:: Task ::
Each entry below must be repeated exactly, with pictures left out.
-*-*-
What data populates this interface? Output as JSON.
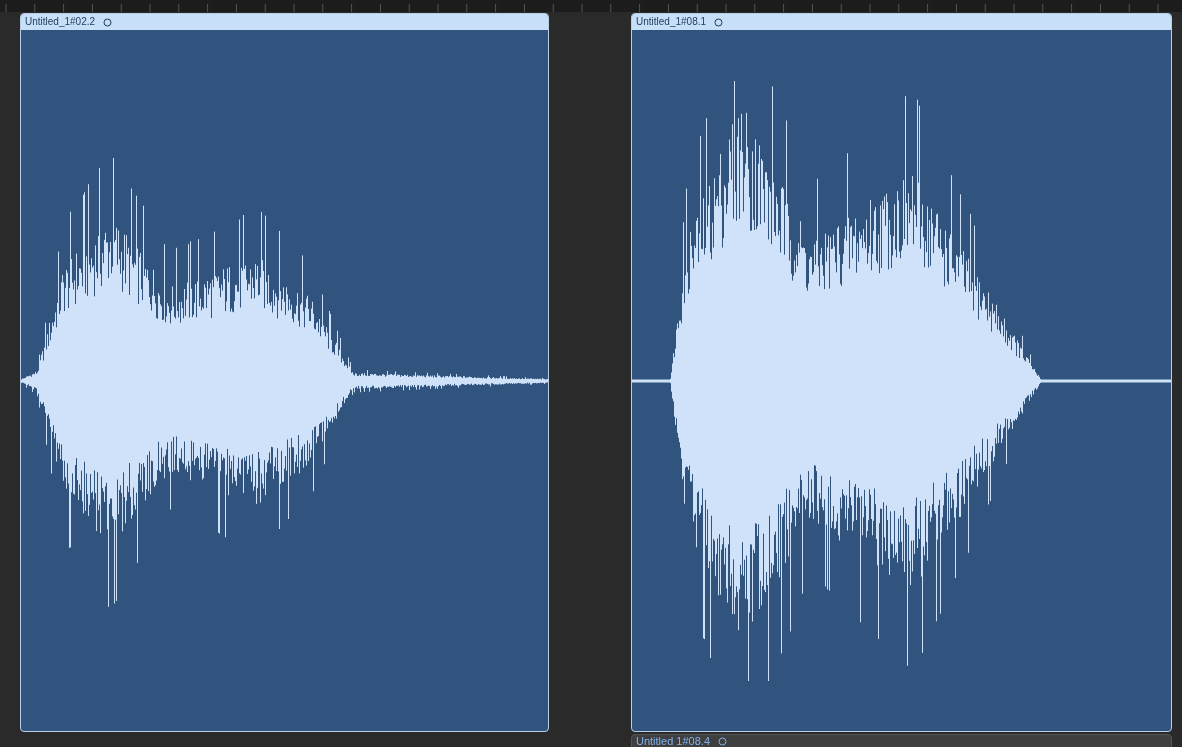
{
  "regions": [
    {
      "title": "Untitled_1#02.2"
    },
    {
      "title": "Untitled_1#08.1"
    },
    {
      "title": "Untitled 1#08.4"
    }
  ]
}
-*-*-
:: Response to this exercise ::
What data populates this interface? Output as JSON.
{
  "regions": [
    {
      "title": "Untitled_1#02.2"
    },
    {
      "title": "Untitled_1#08.1"
    },
    {
      "title": "Untitled 1#08.4"
    }
  ]
}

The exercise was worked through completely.